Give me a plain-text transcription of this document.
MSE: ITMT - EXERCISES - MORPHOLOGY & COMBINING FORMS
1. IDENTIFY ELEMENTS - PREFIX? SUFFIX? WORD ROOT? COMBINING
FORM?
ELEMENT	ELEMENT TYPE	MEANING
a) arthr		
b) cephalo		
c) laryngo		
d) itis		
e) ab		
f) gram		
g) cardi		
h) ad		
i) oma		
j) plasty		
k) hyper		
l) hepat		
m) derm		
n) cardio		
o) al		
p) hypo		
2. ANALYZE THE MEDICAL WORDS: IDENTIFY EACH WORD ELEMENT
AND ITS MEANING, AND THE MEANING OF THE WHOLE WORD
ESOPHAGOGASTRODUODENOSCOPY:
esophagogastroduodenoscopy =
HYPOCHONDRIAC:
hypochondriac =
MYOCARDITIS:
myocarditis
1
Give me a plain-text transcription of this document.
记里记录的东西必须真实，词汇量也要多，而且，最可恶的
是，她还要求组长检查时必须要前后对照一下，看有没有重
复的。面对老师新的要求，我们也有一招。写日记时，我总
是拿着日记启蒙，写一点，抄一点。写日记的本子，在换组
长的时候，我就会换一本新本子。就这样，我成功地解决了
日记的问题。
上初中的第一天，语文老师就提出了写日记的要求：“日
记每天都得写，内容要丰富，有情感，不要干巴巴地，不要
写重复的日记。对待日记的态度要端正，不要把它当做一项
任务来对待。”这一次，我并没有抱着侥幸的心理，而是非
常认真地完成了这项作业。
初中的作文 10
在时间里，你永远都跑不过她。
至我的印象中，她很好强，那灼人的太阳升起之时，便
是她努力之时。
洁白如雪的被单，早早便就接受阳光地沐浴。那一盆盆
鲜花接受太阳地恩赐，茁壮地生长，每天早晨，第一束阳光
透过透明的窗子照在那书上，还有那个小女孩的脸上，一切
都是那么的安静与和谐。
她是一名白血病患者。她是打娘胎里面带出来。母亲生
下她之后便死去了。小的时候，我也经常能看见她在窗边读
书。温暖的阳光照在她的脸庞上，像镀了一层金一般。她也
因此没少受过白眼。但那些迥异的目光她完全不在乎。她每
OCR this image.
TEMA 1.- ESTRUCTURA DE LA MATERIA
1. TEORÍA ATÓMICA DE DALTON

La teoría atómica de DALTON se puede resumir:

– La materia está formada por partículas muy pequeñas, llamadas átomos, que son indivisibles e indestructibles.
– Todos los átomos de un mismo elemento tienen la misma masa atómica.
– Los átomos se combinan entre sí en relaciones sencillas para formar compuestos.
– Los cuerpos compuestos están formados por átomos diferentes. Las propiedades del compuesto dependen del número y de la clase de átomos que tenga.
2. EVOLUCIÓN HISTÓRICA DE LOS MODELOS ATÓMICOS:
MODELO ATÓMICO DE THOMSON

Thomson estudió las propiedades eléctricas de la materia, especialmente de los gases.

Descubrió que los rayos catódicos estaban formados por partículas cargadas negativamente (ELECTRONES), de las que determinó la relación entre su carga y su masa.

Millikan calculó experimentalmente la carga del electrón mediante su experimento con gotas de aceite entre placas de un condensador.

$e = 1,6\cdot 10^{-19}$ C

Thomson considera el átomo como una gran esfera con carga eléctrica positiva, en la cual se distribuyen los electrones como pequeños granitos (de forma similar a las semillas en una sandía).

_ _ _

#### WHAT THIS TASK INVOLVES
Retype all the material above precisely, with no line left out.

#### WRITTEN RESPONSE
Give me a plain-text transcription of this document.
MSE: ITMT - EXERCISES - MORPHOLOGY & COMBINING FORMS
1. IDENTIFY ELEMENTS - PREFIX? SUFFIX? WORD ROOT? COMBINING
FORM?
ELEMENT	ELEMENT TYPE	MEANING
a) arthr		
b) cephalo		
c) laryngo		
d) itis		
e) ab		
f) gram		
g) cardi		
h) ad		
i) oma		
j) plasty		
k) hyper		
l) hepat		
m) derm		
n) cardio		
o) al		
p) hypo		
2. ANALYZE THE MEDICAL WORDS: IDENTIFY EACH WORD ELEMENT
AND ITS MEANING, AND THE MEANING OF THE WHOLE WORD
ESOPHAGOGASTRODUODENOSCOPY:
esophagogastroduodenoscopy =
HYPOCHONDRIAC:
hypochondriac =
MYOCARDITIS:
myocarditis
1
Give me a plain-text transcription of this document.
记里记录的东西必须真实，词汇量也要多，而且，最可恶的
是，她还要求组长检查时必须要前后对照一下，看有没有重
复的。面对老师新的要求，我们也有一招。写日记时，我总
是拿着日记启蒙，写一点，抄一点。写日记的本子，在换组
长的时候，我就会换一本新本子。就这样，我成功地解决了
日记的问题。
上初中的第一天，语文老师就提出了写日记的要求：“日
记每天都得写，内容要丰富，有情感，不要干巴巴地，不要
写重复的日记。对待日记的态度要端正，不要把它当做一项
任务来对待。”这一次，我并没有抱着侥幸的心理，而是非
常认真地完成了这项作业。
初中的作文 10
在时间里，你永远都跑不过她。
至我的印象中，她很好强，那灼人的太阳升起之时，便
是她努力之时。
洁白如雪的被单，早早便就接受阳光地沐浴。那一盆盆
鲜花接受太阳地恩赐，茁壮地生长，每天早晨，第一束阳光
透过透明的窗子照在那书上，还有那个小女孩的脸上，一切
都是那么的安静与和谐。
她是一名白血病患者。她是打娘胎里面带出来。母亲生
下她之后便死去了。小的时候，我也经常能看见她在窗边读
书。温暖的阳光照在她的脸庞上，像镀了一层金一般。她也
因此没少受过白眼。但那些迥异的目光她完全不在乎。她每
OCR this image.
TEMA 1.- ESTRUCTURA DE LA MATERIA
1. TEORÍA ATÓMICA DE DALTON

La teoría atómica de DALTON se puede resumir:

– La materia está formada por partículas muy pequeñas, llamadas átomos, que son indivisibles e indestructibles.
– Todos los átomos de un mismo elemento tienen la misma masa atómica.
– Los átomos se combinan entre sí en relaciones sencillas para formar compuestos.
– Los cuerpos compuestos están formados por átomos diferentes. Las propiedades del compuesto dependen del número y de la clase de átomos que tenga.
2. EVOLUCIÓN HISTÓRICA DE LOS MODELOS ATÓMICOS:
MODELO ATÓMICO DE THOMSON

Thomson estudió las propiedades eléctricas de la materia, especialmente de los gases.

Descubrió que los rayos catódicos estaban formados por partículas cargadas negativamente (ELECTRONES), de las que determinó la relación entre su carga y su masa.

Millikan calculó experimentalmente la carga del electrón mediante su experimento con gotas de aceite entre placas de un condensador.

$e = 1,6\cdot 10^{-19}$ C

Thomson considera el átomo como una gran esfera con carga eléctrica positiva, en la cual se distribuyen los electrones como pequeños granitos (de forma similar a las semillas en una sandía).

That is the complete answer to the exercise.